▶ **Set problem**: Provide an exact reproduction of every entry.

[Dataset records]
┄┄┄┄┄┄┄┄┄┄

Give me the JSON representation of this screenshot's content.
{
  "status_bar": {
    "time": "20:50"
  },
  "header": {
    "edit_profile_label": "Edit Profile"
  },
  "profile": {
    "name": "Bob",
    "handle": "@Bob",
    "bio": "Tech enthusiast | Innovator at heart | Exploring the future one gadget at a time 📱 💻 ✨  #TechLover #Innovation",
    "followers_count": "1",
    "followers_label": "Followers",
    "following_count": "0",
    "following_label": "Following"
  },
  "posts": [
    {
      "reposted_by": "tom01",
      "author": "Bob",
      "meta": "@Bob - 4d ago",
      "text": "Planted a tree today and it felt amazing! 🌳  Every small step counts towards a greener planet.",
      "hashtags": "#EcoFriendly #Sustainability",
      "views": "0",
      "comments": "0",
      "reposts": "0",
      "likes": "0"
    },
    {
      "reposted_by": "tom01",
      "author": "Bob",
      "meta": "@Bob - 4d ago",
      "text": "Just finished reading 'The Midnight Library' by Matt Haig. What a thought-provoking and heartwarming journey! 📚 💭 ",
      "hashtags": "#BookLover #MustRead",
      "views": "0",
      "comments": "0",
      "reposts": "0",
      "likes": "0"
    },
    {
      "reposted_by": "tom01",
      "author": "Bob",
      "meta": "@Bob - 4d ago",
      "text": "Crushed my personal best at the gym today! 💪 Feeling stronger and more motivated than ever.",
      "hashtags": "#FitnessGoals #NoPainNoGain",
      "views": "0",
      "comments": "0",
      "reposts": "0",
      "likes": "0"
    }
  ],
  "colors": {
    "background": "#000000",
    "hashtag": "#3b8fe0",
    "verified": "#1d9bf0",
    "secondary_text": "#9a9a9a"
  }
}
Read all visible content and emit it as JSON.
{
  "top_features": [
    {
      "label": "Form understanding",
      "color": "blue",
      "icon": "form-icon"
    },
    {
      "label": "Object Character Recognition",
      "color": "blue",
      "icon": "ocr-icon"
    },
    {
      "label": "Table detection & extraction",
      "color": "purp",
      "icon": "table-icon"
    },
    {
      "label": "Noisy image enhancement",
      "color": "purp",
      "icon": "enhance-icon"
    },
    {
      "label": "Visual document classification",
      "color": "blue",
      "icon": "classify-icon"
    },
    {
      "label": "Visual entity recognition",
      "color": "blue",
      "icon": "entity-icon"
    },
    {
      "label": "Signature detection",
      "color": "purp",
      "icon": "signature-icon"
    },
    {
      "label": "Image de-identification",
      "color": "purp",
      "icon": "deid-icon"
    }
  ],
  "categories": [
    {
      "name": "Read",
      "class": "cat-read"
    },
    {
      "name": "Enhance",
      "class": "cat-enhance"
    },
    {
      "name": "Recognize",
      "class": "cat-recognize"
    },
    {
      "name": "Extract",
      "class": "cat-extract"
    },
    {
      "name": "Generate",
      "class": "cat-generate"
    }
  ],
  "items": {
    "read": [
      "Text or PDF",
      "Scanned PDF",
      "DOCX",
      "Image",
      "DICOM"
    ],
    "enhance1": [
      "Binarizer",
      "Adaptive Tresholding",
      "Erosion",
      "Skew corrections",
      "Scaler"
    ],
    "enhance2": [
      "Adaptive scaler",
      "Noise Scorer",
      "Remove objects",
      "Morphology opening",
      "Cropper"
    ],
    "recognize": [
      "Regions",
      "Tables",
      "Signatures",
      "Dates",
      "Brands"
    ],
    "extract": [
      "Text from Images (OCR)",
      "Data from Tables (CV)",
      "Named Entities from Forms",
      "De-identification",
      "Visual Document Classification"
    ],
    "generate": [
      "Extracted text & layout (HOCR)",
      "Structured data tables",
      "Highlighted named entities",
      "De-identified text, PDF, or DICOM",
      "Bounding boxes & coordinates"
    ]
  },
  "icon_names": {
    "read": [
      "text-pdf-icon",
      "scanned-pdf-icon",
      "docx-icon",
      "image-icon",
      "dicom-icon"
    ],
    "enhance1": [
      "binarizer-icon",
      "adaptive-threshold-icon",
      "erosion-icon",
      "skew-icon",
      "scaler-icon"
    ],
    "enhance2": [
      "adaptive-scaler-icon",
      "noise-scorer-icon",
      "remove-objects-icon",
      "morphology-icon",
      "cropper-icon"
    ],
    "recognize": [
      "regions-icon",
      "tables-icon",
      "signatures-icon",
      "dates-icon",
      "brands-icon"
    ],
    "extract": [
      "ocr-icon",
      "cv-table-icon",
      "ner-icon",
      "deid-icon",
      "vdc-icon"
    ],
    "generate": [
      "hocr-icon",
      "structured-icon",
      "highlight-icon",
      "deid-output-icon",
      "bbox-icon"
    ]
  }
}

┄┄┄┄┄┄┄┄┄┄

▶ **Full answer**:
Give me the JSON representation of this screenshot's content.
{
  "status_bar": {
    "time": "20:50"
  },
  "header": {
    "edit_profile_label": "Edit Profile"
  },
  "profile": {
    "name": "Bob",
    "handle": "@Bob",
    "bio": "Tech enthusiast | Innovator at heart | Exploring the future one gadget at a time 📱 💻 ✨  #TechLover #Innovation",
    "followers_count": "1",
    "followers_label": "Followers",
    "following_count": "0",
    "following_label": "Following"
  },
  "posts": [
    {
      "reposted_by": "tom01",
      "author": "Bob",
      "meta": "@Bob - 4d ago",
      "text": "Planted a tree today and it felt amazing! 🌳  Every small step counts towards a greener planet.",
      "hashtags": "#EcoFriendly #Sustainability",
      "views": "0",
      "comments": "0",
      "reposts": "0",
      "likes": "0"
    },
    {
      "reposted_by": "tom01",
      "author": "Bob",
      "meta": "@Bob - 4d ago",
      "text": "Just finished reading 'The Midnight Library' by Matt Haig. What a thought-provoking and heartwarming journey! 📚 💭 ",
      "hashtags": "#BookLover #MustRead",
      "views": "0",
      "comments": "0",
      "reposts": "0",
      "likes": "0"
    },
    {
      "reposted_by": "tom01",
      "author": "Bob",
      "meta": "@Bob - 4d ago",
      "text": "Crushed my personal best at the gym today! 💪 Feeling stronger and more motivated than ever.",
      "hashtags": "#FitnessGoals #NoPainNoGain",
      "views": "0",
      "comments": "0",
      "reposts": "0",
      "likes": "0"
    }
  ],
  "colors": {
    "background": "#000000",
    "hashtag": "#3b8fe0",
    "verified": "#1d9bf0",
    "secondary_text": "#9a9a9a"
  }
}
Read all visible content and emit it as JSON.
{
  "top_features": [
    {
      "label": "Form understanding",
      "color": "blue",
      "icon": "form-icon"
    },
    {
      "label": "Object Character Recognition",
      "color": "blue",
      "icon": "ocr-icon"
    },
    {
      "label": "Table detection & extraction",
      "color": "purp",
      "icon": "table-icon"
    },
    {
      "label": "Noisy image enhancement",
      "color": "purp",
      "icon": "enhance-icon"
    },
    {
      "label": "Visual document classification",
      "color": "blue",
      "icon": "classify-icon"
    },
    {
      "label": "Visual entity recognition",
      "color": "blue",
      "icon": "entity-icon"
    },
    {
      "label": "Signature detection",
      "color": "purp",
      "icon": "signature-icon"
    },
    {
      "label": "Image de-identification",
      "color": "purp",
      "icon": "deid-icon"
    }
  ],
  "categories": [
    {
      "name": "Read",
      "class": "cat-read"
    },
    {
      "name": "Enhance",
      "class": "cat-enhance"
    },
    {
      "name": "Recognize",
      "class": "cat-recognize"
    },
    {
      "name": "Extract",
      "class": "cat-extract"
    },
    {
      "name": "Generate",
      "class": "cat-generate"
    }
  ],
  "items": {
    "read": [
      "Text or PDF",
      "Scanned PDF",
      "DOCX",
      "Image",
      "DICOM"
    ],
    "enhance1": [
      "Binarizer",
      "Adaptive Tresholding",
      "Erosion",
      "Skew corrections",
      "Scaler"
    ],
    "enhance2": [
      "Adaptive scaler",
      "Noise Scorer",
      "Remove objects",
      "Morphology opening",
      "Cropper"
    ],
    "recognize": [
      "Regions",
      "Tables",
      "Signatures",
      "Dates",
      "Brands"
    ],
    "extract": [
      "Text from Images (OCR)",
      "Data from Tables (CV)",
      "Named Entities from Forms",
      "De-identification",
      "Visual Document Classification"
    ],
    "generate": [
      "Extracted text & layout (HOCR)",
      "Structured data tables",
      "Highlighted named entities",
      "De-identified text, PDF, or DICOM",
      "Bounding boxes & coordinates"
    ]
  },
  "icon_names": {
    "read": [
      "text-pdf-icon",
      "scanned-pdf-icon",
      "docx-icon",
      "image-icon",
      "dicom-icon"
    ],
    "enhance1": [
      "binarizer-icon",
      "adaptive-threshold-icon",
      "erosion-icon",
      "skew-icon",
      "scaler-icon"
    ],
    "enhance2": [
      "adaptive-scaler-icon",
      "noise-scorer-icon",
      "remove-objects-icon",
      "morphology-icon",
      "cropper-icon"
    ],
    "recognize": [
      "regions-icon",
      "tables-icon",
      "signatures-icon",
      "dates-icon",
      "brands-icon"
    ],
    "extract": [
      "ocr-icon",
      "cv-table-icon",
      "ner-icon",
      "deid-icon",
      "vdc-icon"
    ],
    "generate": [
      "hocr-icon",
      "structured-icon",
      "highlight-icon",
      "deid-output-icon",
      "bbox-icon"
    ]
  }
}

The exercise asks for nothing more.